• Exercise:
Show every line that has the string "sich" in it.

Dataset entries:

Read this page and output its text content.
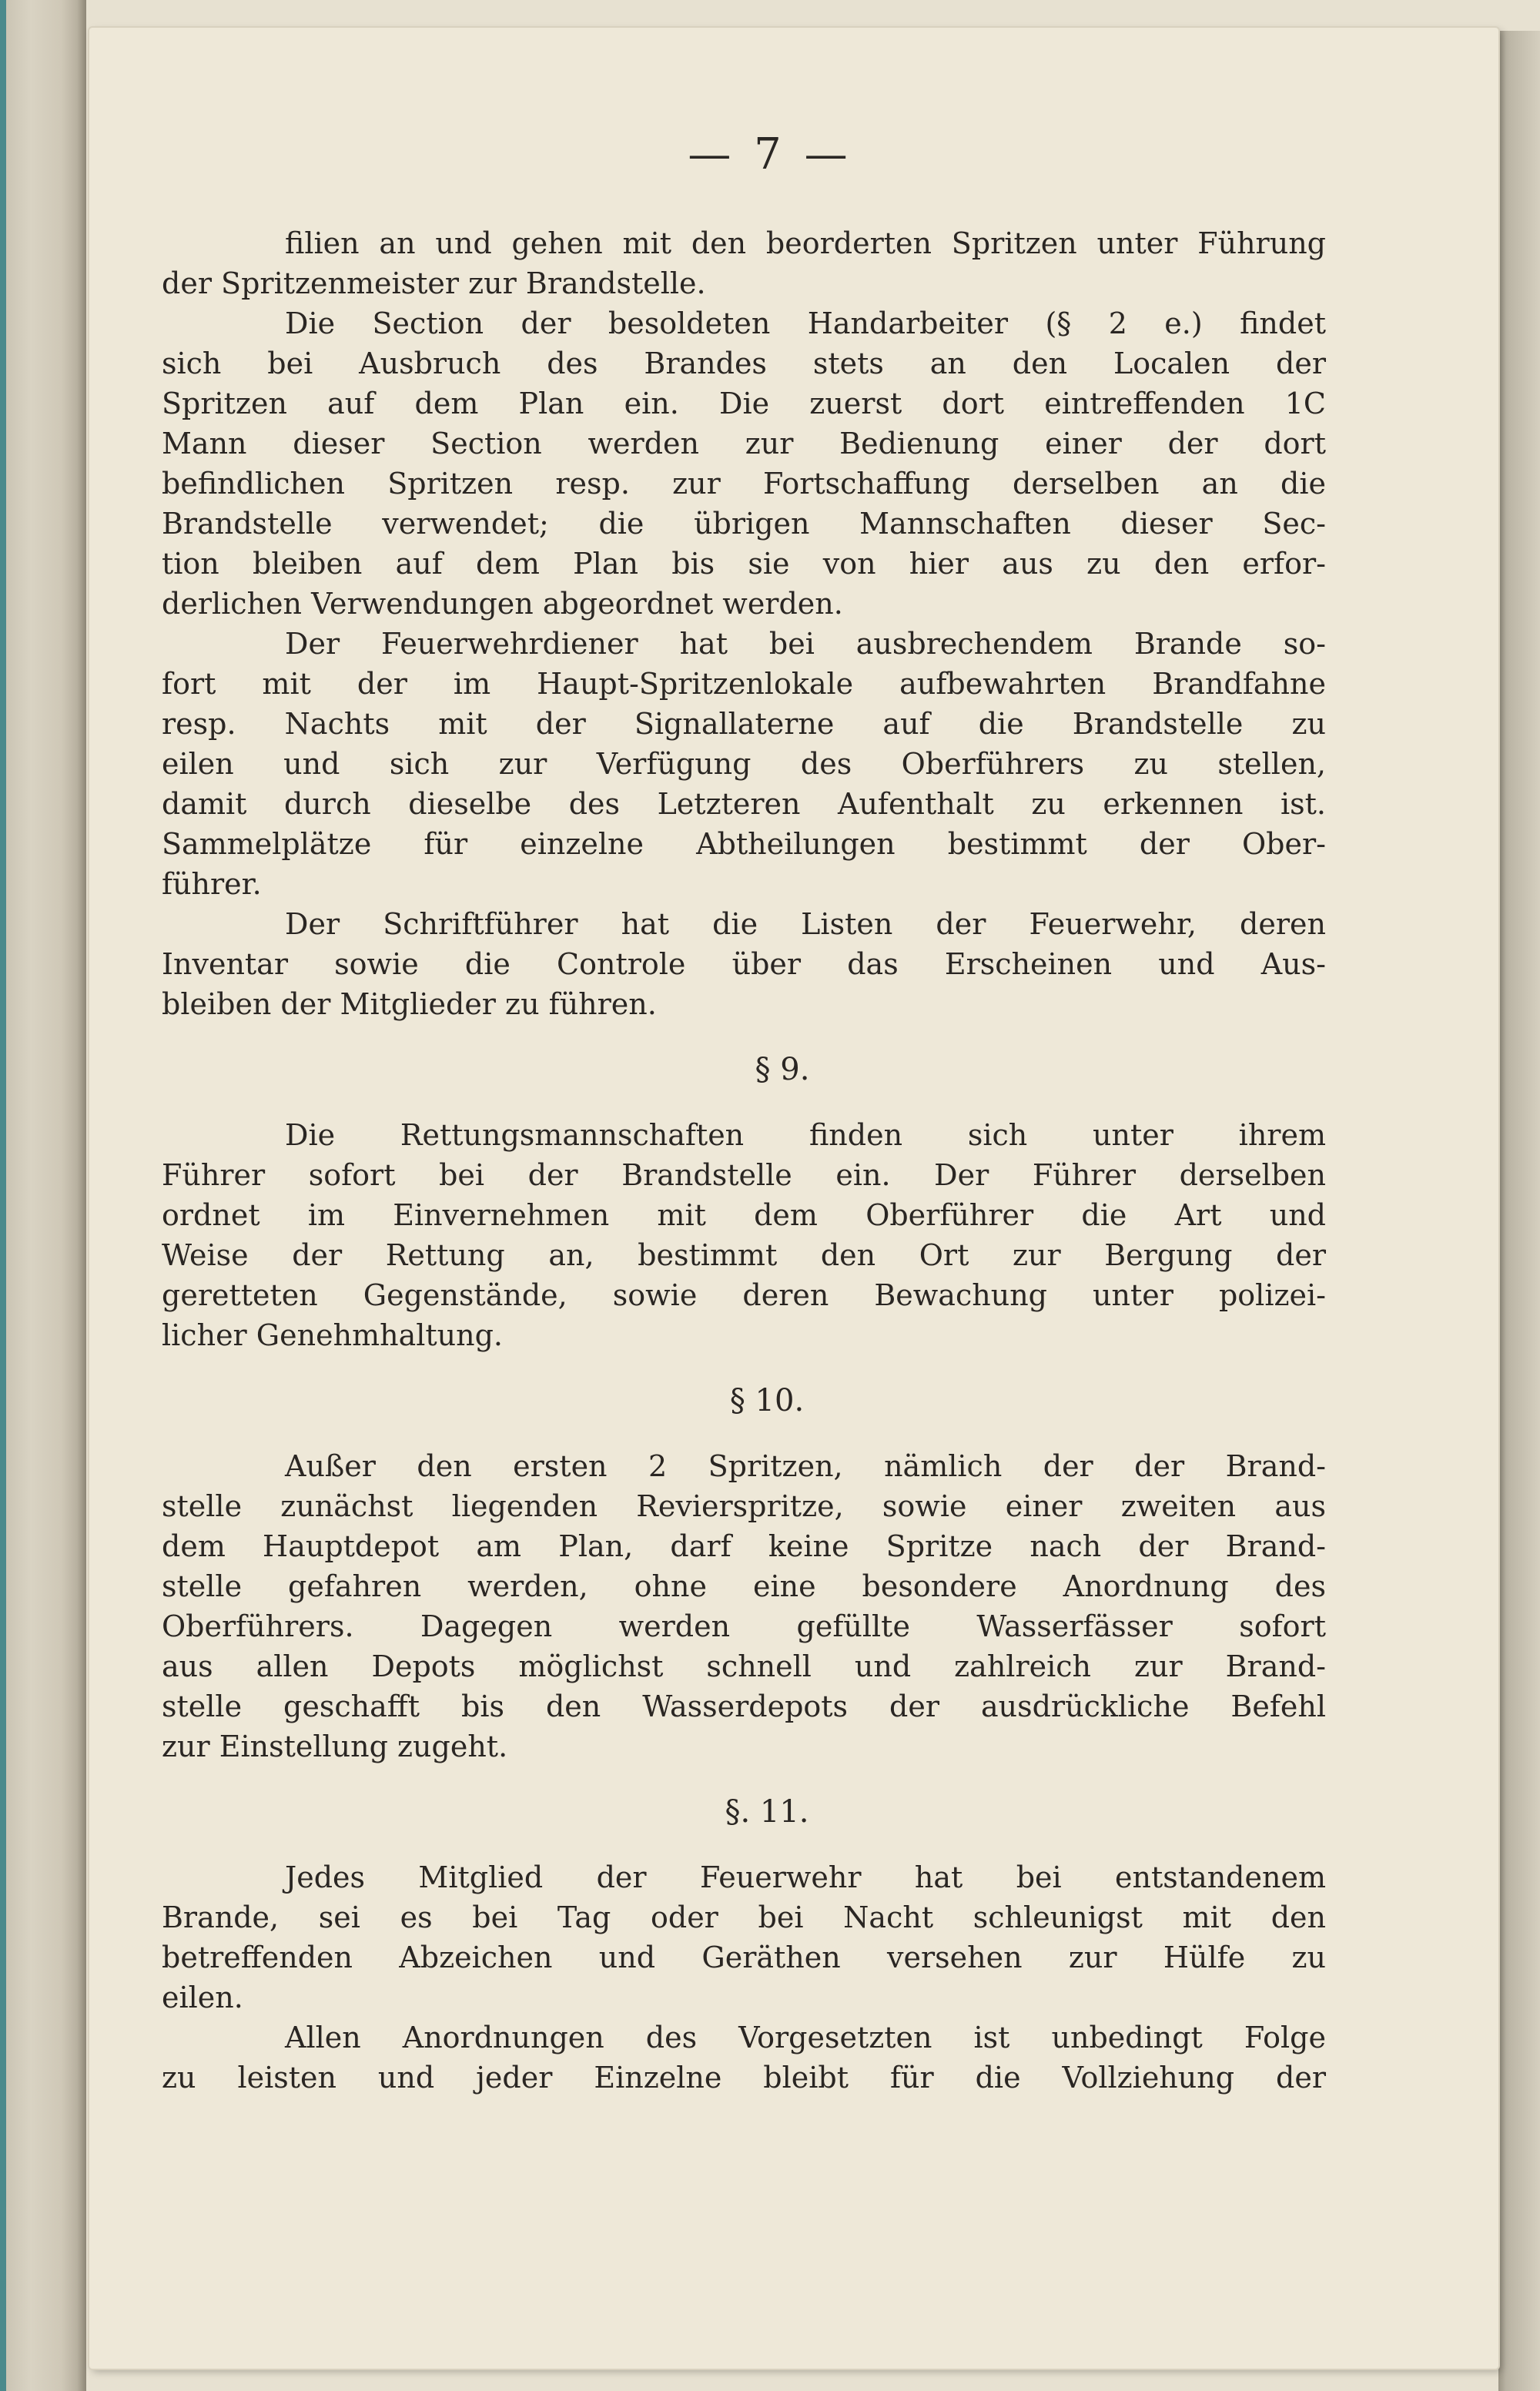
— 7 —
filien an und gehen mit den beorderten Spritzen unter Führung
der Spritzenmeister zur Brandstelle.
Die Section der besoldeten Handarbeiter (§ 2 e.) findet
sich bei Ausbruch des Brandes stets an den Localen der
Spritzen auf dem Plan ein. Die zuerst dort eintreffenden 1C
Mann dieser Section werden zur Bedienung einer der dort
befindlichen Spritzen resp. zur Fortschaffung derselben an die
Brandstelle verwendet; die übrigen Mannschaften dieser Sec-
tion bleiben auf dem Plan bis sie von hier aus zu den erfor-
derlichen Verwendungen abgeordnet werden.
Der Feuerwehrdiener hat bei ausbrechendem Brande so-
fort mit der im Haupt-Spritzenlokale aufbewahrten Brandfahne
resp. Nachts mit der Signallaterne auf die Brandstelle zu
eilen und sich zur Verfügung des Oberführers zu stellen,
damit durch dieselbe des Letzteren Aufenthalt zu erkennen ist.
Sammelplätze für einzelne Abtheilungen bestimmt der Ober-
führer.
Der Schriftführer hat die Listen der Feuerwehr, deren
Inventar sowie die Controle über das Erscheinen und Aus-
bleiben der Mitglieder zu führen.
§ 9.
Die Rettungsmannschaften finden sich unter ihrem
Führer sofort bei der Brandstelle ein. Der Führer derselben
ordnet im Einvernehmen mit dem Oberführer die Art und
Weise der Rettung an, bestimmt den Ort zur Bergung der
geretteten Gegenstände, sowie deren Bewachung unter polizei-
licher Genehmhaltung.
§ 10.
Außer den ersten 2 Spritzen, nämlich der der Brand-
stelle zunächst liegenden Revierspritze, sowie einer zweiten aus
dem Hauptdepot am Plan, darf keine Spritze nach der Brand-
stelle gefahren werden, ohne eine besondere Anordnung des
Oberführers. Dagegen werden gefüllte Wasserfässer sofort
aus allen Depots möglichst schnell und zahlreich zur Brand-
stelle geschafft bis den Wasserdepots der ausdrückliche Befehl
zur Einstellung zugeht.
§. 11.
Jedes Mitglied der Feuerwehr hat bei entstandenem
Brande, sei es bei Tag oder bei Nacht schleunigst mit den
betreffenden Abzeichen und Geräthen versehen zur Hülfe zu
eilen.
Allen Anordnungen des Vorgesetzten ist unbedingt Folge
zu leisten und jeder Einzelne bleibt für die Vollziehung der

...

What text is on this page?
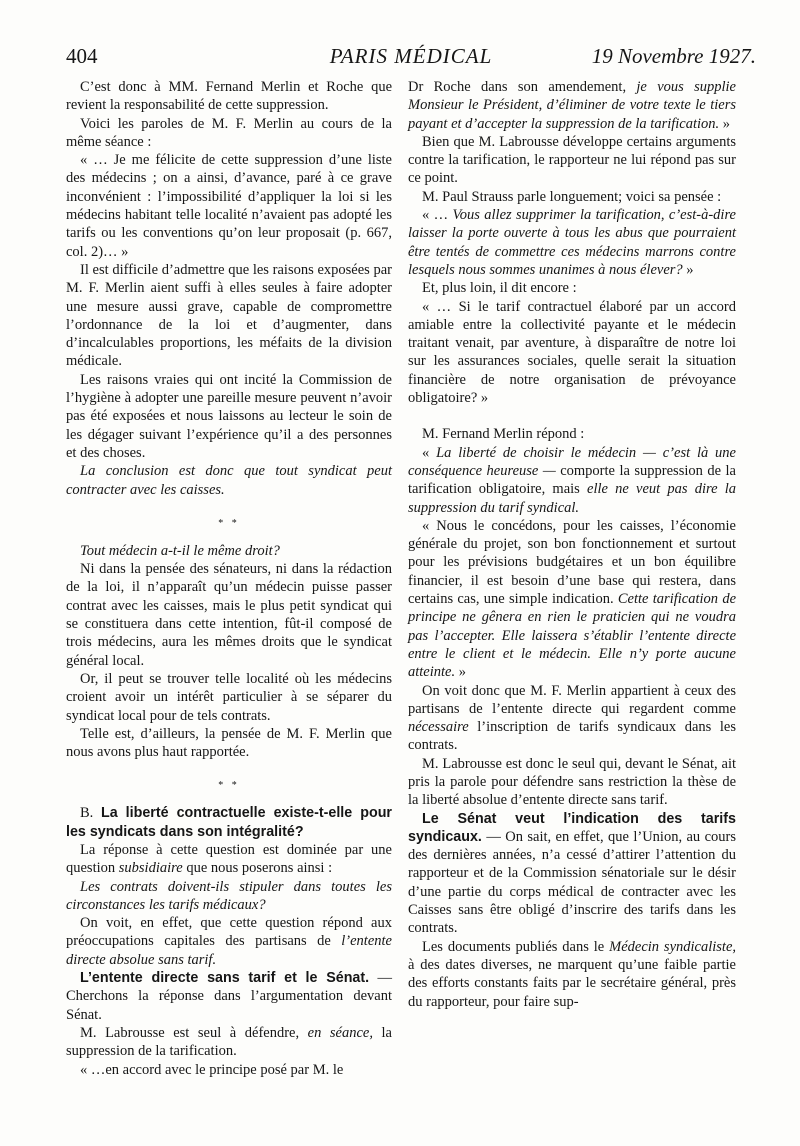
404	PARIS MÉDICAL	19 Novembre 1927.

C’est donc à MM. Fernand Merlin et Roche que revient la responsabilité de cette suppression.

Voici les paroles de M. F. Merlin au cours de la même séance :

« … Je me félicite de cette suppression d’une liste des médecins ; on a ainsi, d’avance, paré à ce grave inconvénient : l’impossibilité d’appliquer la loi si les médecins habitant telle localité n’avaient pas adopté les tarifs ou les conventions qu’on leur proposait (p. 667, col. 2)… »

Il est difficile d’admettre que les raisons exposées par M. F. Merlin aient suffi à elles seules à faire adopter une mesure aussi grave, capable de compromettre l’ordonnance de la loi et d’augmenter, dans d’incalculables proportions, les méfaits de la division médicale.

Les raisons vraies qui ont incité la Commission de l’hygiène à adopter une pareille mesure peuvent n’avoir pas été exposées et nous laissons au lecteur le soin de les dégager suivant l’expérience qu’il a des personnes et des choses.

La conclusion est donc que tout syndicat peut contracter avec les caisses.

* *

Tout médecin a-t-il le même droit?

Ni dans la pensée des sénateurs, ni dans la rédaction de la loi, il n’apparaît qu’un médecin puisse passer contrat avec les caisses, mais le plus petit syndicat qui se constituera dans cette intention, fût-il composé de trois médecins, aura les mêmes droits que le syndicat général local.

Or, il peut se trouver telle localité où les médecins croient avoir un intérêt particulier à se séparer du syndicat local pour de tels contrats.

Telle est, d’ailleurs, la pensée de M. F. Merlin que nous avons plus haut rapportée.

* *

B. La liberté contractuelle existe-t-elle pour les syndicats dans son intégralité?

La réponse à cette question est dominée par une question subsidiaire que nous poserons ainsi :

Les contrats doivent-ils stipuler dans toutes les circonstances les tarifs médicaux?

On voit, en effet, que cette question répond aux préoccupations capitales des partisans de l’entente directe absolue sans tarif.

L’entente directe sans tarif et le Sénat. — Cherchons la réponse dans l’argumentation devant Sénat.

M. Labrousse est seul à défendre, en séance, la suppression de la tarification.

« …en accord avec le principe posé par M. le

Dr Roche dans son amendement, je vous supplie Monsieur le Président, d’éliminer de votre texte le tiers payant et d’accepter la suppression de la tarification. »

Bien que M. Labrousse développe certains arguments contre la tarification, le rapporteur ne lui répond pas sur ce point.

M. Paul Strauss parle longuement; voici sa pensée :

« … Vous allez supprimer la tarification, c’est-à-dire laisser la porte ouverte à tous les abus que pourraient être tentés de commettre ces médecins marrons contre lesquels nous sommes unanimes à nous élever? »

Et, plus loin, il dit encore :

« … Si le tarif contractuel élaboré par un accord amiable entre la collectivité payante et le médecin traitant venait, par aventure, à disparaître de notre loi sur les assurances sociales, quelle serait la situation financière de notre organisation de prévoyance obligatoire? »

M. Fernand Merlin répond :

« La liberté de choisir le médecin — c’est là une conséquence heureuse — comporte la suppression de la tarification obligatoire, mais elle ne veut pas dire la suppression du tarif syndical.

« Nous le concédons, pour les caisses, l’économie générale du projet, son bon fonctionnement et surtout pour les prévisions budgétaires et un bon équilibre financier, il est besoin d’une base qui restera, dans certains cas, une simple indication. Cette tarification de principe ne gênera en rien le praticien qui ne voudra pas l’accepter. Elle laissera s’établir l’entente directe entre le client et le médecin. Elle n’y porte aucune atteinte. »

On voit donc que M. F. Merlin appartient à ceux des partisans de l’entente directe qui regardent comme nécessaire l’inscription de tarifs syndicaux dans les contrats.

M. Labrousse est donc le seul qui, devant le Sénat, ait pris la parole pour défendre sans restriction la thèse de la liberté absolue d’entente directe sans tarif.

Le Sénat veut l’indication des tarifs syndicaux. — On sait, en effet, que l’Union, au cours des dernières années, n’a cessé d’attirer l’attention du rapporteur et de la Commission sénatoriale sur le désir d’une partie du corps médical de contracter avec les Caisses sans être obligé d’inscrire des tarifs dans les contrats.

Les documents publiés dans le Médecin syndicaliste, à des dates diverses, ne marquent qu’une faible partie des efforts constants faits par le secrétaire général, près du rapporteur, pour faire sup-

---

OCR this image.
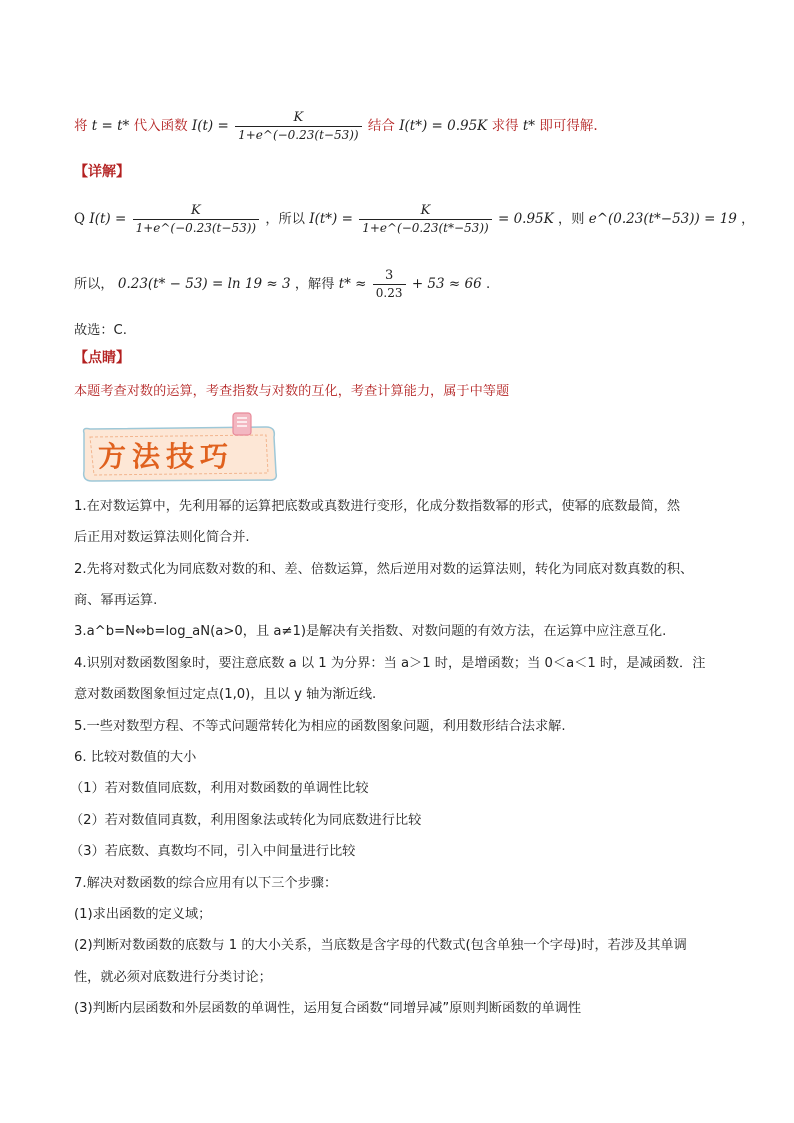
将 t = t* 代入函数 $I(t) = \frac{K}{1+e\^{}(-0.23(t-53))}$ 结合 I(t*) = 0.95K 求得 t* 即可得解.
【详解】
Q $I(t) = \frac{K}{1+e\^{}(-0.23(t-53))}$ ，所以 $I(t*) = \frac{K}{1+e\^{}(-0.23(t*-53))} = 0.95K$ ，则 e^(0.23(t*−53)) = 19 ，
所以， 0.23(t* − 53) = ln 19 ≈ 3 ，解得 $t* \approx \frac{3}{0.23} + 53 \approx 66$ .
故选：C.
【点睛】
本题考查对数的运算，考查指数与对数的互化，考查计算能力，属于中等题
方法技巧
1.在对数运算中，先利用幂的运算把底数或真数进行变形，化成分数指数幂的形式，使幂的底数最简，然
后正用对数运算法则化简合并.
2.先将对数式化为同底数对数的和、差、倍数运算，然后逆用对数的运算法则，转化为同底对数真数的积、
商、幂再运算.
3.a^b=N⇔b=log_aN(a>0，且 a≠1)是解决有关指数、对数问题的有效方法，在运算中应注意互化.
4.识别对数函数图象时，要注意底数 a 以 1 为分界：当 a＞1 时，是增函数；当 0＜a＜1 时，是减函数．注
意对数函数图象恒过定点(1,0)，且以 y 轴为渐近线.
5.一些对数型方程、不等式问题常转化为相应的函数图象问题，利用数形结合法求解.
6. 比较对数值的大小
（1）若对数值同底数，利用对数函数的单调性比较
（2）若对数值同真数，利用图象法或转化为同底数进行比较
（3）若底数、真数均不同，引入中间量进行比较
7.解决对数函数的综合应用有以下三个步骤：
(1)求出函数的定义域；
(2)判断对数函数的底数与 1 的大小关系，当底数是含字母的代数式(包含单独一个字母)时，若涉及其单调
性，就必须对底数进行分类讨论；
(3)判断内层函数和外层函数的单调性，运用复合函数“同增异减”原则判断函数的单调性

• Solution:
sich bei Ausbruch des Brandes stets an den Localen der
eilen und sich zur Verfügung des Oberführers zu stellen,
Die Rettungsmannschaften finden sich unter ihrem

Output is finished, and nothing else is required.